→ Challenge
Reproduce every line of the material below, but drop the pictures.

** Begin Data section **

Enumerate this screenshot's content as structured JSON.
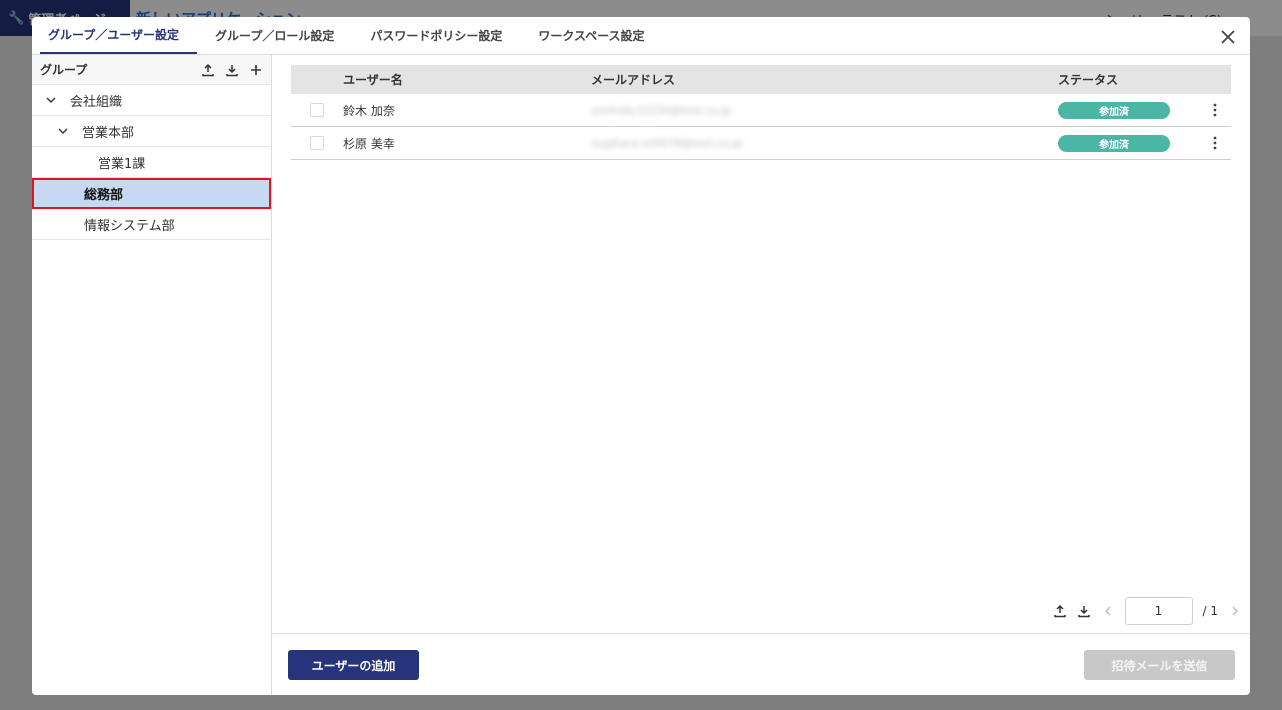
{
  "background": {
    "badge_label": "管理者ページ",
    "app_name": "新しいアプリケーション",
    "user_label": "シャリー テスト (S)"
  },
  "tabs": [
    {
      "label": "グループ／ユーザー設定",
      "active": true
    },
    {
      "label": "グループ／ロール設定",
      "active": false
    },
    {
      "label": "パスワードポリシー設定",
      "active": false
    },
    {
      "label": "ワークスペース設定",
      "active": false
    }
  ],
  "left_panel": {
    "title": "グループ",
    "tree": [
      {
        "label": "会社組織",
        "expanded": true,
        "level": 0
      },
      {
        "label": "営業本部",
        "expanded": true,
        "level": 1
      },
      {
        "label": "営業1課",
        "level": 2
      },
      {
        "label": "総務部",
        "level": 1,
        "selected": true
      },
      {
        "label": "情報システム部",
        "level": 1
      }
    ]
  },
  "table": {
    "headers": {
      "name": "ユーザー名",
      "email": "メールアドレス",
      "status": "ステータス"
    },
    "rows": [
      {
        "name": "鈴木 加奈",
        "email": "yoshida.t1234@test.co.jp",
        "status": "参加済"
      },
      {
        "name": "杉原 美幸",
        "email": "sugihara.m5678@test.co.jp",
        "status": "参加済"
      }
    ]
  },
  "pager": {
    "current_page": "1",
    "total_label": "/ 1"
  },
  "footer": {
    "add_user_label": "ユーザーの追加",
    "send_invite_label": "招待メールを送信"
  },
  "colors": {
    "primary": "#27337a",
    "status_joined": "#4bb5a6",
    "selected_row": "#c9d8f2",
    "highlight_border": "#e0141e",
    "disabled_button": "#c8c8c8"
  }
}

** End Data section **

→ Expected answer
Enumerate this screenshot's content as structured JSON.
{
  "background": {
    "badge_label": "管理者ページ",
    "app_name": "新しいアプリケーション",
    "user_label": "シャリー テスト (S)"
  },
  "tabs": [
    {
      "label": "グループ／ユーザー設定",
      "active": true
    },
    {
      "label": "グループ／ロール設定",
      "active": false
    },
    {
      "label": "パスワードポリシー設定",
      "active": false
    },
    {
      "label": "ワークスペース設定",
      "active": false
    }
  ],
  "left_panel": {
    "title": "グループ",
    "tree": [
      {
        "label": "会社組織",
        "expanded": true,
        "level": 0
      },
      {
        "label": "営業本部",
        "expanded": true,
        "level": 1
      },
      {
        "label": "営業1課",
        "level": 2
      },
      {
        "label": "総務部",
        "level": 1,
        "selected": true
      },
      {
        "label": "情報システム部",
        "level": 1
      }
    ]
  },
  "table": {
    "headers": {
      "name": "ユーザー名",
      "email": "メールアドレス",
      "status": "ステータス"
    },
    "rows": [
      {
        "name": "鈴木 加奈",
        "email": "yoshida.t1234@test.co.jp",
        "status": "参加済"
      },
      {
        "name": "杉原 美幸",
        "email": "sugihara.m5678@test.co.jp",
        "status": "参加済"
      }
    ]
  },
  "pager": {
    "current_page": "1",
    "total_label": "/ 1"
  },
  "footer": {
    "add_user_label": "ユーザーの追加",
    "send_invite_label": "招待メールを送信"
  },
  "colors": {
    "primary": "#27337a",
    "status_joined": "#4bb5a6",
    "selected_row": "#c9d8f2",
    "highlight_border": "#e0141e",
    "disabled_button": "#c8c8c8"
  }
}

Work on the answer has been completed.